====== SUPPLIED INFORMATION ======

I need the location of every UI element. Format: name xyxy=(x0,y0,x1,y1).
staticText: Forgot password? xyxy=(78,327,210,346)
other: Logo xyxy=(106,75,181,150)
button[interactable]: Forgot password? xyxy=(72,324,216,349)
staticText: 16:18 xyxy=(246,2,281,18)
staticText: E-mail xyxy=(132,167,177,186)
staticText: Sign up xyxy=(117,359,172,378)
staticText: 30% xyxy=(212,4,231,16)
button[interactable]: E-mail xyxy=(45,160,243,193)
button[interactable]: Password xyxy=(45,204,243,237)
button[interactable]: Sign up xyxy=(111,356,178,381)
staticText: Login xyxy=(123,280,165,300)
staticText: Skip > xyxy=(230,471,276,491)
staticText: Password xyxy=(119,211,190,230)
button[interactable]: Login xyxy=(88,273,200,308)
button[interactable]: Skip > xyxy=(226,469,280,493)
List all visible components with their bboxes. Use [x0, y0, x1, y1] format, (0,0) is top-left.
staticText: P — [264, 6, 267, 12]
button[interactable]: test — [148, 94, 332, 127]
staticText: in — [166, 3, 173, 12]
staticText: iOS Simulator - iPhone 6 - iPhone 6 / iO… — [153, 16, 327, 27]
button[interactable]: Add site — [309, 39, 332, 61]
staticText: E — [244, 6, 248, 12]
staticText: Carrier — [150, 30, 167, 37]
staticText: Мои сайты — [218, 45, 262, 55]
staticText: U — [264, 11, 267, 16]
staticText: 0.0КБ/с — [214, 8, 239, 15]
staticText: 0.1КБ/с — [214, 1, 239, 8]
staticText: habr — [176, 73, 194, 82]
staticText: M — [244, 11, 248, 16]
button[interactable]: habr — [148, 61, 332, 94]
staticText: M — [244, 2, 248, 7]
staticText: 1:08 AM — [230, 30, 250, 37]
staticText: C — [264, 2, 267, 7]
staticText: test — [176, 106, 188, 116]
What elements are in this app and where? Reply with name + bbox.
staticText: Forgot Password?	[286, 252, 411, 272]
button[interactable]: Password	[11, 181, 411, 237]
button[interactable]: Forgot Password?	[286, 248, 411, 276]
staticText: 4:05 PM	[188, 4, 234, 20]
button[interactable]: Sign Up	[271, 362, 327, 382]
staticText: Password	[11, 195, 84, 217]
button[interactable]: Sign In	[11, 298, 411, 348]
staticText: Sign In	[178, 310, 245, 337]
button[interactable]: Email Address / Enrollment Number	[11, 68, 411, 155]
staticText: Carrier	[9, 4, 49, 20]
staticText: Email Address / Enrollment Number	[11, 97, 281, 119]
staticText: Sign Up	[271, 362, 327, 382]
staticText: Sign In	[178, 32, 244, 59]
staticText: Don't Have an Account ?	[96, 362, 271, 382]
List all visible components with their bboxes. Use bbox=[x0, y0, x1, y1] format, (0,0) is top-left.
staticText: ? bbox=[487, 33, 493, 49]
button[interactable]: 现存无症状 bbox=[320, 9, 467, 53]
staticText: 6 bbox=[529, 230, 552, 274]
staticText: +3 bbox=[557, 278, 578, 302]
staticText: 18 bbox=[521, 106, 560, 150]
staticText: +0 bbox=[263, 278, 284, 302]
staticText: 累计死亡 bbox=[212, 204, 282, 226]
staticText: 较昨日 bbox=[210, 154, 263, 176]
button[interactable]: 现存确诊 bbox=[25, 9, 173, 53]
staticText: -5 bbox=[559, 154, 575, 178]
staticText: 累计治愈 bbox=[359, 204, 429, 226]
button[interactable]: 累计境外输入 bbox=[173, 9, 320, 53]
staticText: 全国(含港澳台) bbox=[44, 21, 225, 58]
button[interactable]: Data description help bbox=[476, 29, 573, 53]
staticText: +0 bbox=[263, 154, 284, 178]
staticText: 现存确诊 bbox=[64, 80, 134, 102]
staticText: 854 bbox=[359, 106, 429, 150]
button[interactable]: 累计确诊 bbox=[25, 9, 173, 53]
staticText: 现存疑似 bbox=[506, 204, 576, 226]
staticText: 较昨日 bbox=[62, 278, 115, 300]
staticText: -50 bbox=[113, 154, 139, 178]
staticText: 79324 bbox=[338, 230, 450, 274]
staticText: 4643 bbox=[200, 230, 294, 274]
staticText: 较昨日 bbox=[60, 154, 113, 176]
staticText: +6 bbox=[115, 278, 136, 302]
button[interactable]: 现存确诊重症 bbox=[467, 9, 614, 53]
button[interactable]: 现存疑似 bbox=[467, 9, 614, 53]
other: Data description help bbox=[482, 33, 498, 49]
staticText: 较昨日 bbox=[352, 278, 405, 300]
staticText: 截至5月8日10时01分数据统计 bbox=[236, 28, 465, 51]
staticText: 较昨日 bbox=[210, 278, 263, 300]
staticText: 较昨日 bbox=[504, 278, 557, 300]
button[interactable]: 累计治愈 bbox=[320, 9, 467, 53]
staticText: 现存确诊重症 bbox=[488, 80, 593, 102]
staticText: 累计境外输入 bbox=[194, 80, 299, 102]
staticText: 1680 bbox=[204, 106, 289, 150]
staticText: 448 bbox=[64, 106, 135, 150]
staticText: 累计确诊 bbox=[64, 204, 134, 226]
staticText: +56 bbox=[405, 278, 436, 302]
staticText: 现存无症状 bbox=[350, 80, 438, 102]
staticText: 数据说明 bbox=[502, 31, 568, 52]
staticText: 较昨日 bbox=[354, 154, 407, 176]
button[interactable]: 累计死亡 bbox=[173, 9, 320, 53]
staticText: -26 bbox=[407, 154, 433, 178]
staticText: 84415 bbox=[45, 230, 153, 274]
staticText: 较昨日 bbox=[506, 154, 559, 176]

======

▶ _YOUR INSTRUCTIONS_:
Copy every one of the records above word for word, keeping each line unchanged.

▶ _EXERCISE ANSWER_:
I need the location of every UI element. Format: name xyxy=(x0,y0,x1,y1).
staticText: Forgot password? xyxy=(78,327,210,346)
other: Logo xyxy=(106,75,181,150)
button[interactable]: Forgot password? xyxy=(72,324,216,349)
staticText: 16:18 xyxy=(246,2,281,18)
staticText: E-mail xyxy=(132,167,177,186)
staticText: Sign up xyxy=(117,359,172,378)
staticText: 30% xyxy=(212,4,231,16)
button[interactable]: E-mail xyxy=(45,160,243,193)
button[interactable]: Password xyxy=(45,204,243,237)
button[interactable]: Sign up xyxy=(111,356,178,381)
staticText: Login xyxy=(123,280,165,300)
staticText: Skip > xyxy=(230,471,276,491)
staticText: Password xyxy=(119,211,190,230)
button[interactable]: Login xyxy=(88,273,200,308)
button[interactable]: Skip > xyxy=(226,469,280,493)
List all visible components with their bboxes. Use [x0, y0, x1, y1] format, (0,0) is top-left.
staticText: P — [264, 6, 267, 12]
button[interactable]: test — [148, 94, 332, 127]
staticText: in — [166, 3, 173, 12]
staticText: iOS Simulator - iPhone 6 - iPhone 6 / iO… — [153, 16, 327, 27]
button[interactable]: Add site — [309, 39, 332, 61]
staticText: E — [244, 6, 248, 12]
staticText: Carrier — [150, 30, 167, 37]
staticText: Мои сайты — [218, 45, 262, 55]
staticText: U — [264, 11, 267, 16]
staticText: 0.0КБ/с — [214, 8, 239, 15]
staticText: 0.1КБ/с — [214, 1, 239, 8]
staticText: habr — [176, 73, 194, 82]
staticText: M — [244, 11, 248, 16]
button[interactable]: habr — [148, 61, 332, 94]
staticText: M — [244, 2, 248, 7]
staticText: 1:08 AM — [230, 30, 250, 37]
staticText: C — [264, 2, 267, 7]
staticText: test — [176, 106, 188, 116]
What elements are in this app and where? Reply with name + bbox.
staticText: Forgot Password?	[286, 252, 411, 272]
button[interactable]: Password	[11, 181, 411, 237]
button[interactable]: Forgot Password?	[286, 248, 411, 276]
staticText: 4:05 PM	[188, 4, 234, 20]
button[interactable]: Sign Up	[271, 362, 327, 382]
staticText: Password	[11, 195, 84, 217]
button[interactable]: Sign In	[11, 298, 411, 348]
staticText: Sign In	[178, 310, 245, 337]
button[interactable]: Email Address / Enrollment Number	[11, 68, 411, 155]
staticText: Carrier	[9, 4, 49, 20]
staticText: Email Address / Enrollment Number	[11, 97, 281, 119]
staticText: Sign Up	[271, 362, 327, 382]
staticText: Sign In	[178, 32, 244, 59]
staticText: Don't Have an Account ?	[96, 362, 271, 382]
List all visible components with their bboxes. Use bbox=[x0, y0, x1, y1] format, (0,0) is top-left.
staticText: ? bbox=[487, 33, 493, 49]
button[interactable]: 现存无症状 bbox=[320, 9, 467, 53]
staticText: 6 bbox=[529, 230, 552, 274]
staticText: +3 bbox=[557, 278, 578, 302]
staticText: 18 bbox=[521, 106, 560, 150]
staticText: +0 bbox=[263, 278, 284, 302]
staticText: 累计死亡 bbox=[212, 204, 282, 226]
staticText: 较昨日 bbox=[210, 154, 263, 176]
button[interactable]: 现存确诊 bbox=[25, 9, 173, 53]
staticText: -5 bbox=[559, 154, 575, 178]
staticText: 累计治愈 bbox=[359, 204, 429, 226]
button[interactable]: 累计境外输入 bbox=[173, 9, 320, 53]
staticText: 全国(含港澳台) bbox=[44, 21, 225, 58]
button[interactable]: Data description help bbox=[476, 29, 573, 53]
staticText: +0 bbox=[263, 154, 284, 178]
staticText: 现存确诊 bbox=[64, 80, 134, 102]
staticText: 854 bbox=[359, 106, 429, 150]
button[interactable]: 累计确诊 bbox=[25, 9, 173, 53]
staticText: 现存疑似 bbox=[506, 204, 576, 226]
staticText: 较昨日 bbox=[62, 278, 115, 300]
staticText: -50 bbox=[113, 154, 139, 178]
staticText: 79324 bbox=[338, 230, 450, 274]
staticText: 4643 bbox=[200, 230, 294, 274]
staticText: 较昨日 bbox=[60, 154, 113, 176]
staticText: +6 bbox=[115, 278, 136, 302]
button[interactable]: 现存确诊重症 bbox=[467, 9, 614, 53]
button[interactable]: 现存疑似 bbox=[467, 9, 614, 53]
other: Data description help bbox=[482, 33, 498, 49]
staticText: 较昨日 bbox=[352, 278, 405, 300]
staticText: 截至5月8日10时01分数据统计 bbox=[236, 28, 465, 51]
staticText: 较昨日 bbox=[210, 278, 263, 300]
staticText: 较昨日 bbox=[504, 278, 557, 300]
button[interactable]: 累计治愈 bbox=[320, 9, 467, 53]
staticText: 现存确诊重症 bbox=[488, 80, 593, 102]
staticText: 累计境外输入 bbox=[194, 80, 299, 102]
staticText: 1680 bbox=[204, 106, 289, 150]
staticText: 448 bbox=[64, 106, 135, 150]
staticText: 累计确诊 bbox=[64, 204, 134, 226]
staticText: +56 bbox=[405, 278, 436, 302]
staticText: 现存无症状 bbox=[350, 80, 438, 102]
staticText: 数据说明 bbox=[502, 31, 568, 52]
staticText: 较昨日 bbox=[354, 154, 407, 176]
button[interactable]: 累计死亡 bbox=[173, 9, 320, 53]
staticText: -26 bbox=[407, 154, 433, 178]
staticText: 84415 bbox=[45, 230, 153, 274]
staticText: 较昨日 bbox=[506, 154, 559, 176]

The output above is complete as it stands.